> _What this task involves_
Will you extract the entries word for word? Images should not appear in the copy.

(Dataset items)
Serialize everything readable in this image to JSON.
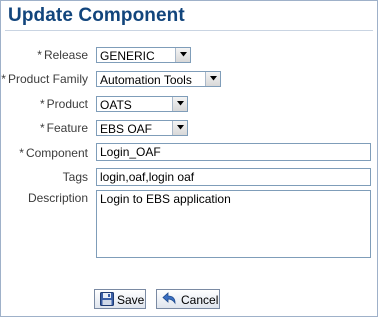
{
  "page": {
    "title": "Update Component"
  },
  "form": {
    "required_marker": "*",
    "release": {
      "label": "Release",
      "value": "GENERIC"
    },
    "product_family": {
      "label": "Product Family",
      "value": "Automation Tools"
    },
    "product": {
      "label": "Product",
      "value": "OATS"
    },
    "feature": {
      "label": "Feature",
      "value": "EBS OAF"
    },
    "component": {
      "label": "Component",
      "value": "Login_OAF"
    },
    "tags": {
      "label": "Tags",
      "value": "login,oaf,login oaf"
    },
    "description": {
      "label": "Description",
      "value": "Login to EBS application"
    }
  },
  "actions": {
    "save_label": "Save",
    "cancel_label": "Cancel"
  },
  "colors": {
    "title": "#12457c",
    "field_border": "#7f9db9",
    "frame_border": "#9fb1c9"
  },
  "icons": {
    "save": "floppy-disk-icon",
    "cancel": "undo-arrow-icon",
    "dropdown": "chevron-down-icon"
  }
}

> _Correct answer_
Serialize everything readable in this image to JSON.
{
  "page": {
    "title": "Update Component"
  },
  "form": {
    "required_marker": "*",
    "release": {
      "label": "Release",
      "value": "GENERIC"
    },
    "product_family": {
      "label": "Product Family",
      "value": "Automation Tools"
    },
    "product": {
      "label": "Product",
      "value": "OATS"
    },
    "feature": {
      "label": "Feature",
      "value": "EBS OAF"
    },
    "component": {
      "label": "Component",
      "value": "Login_OAF"
    },
    "tags": {
      "label": "Tags",
      "value": "login,oaf,login oaf"
    },
    "description": {
      "label": "Description",
      "value": "Login to EBS application"
    }
  },
  "actions": {
    "save_label": "Save",
    "cancel_label": "Cancel"
  },
  "colors": {
    "title": "#12457c",
    "field_border": "#7f9db9",
    "frame_border": "#9fb1c9"
  },
  "icons": {
    "save": "floppy-disk-icon",
    "cancel": "undo-arrow-icon",
    "dropdown": "chevron-down-icon"
  }
}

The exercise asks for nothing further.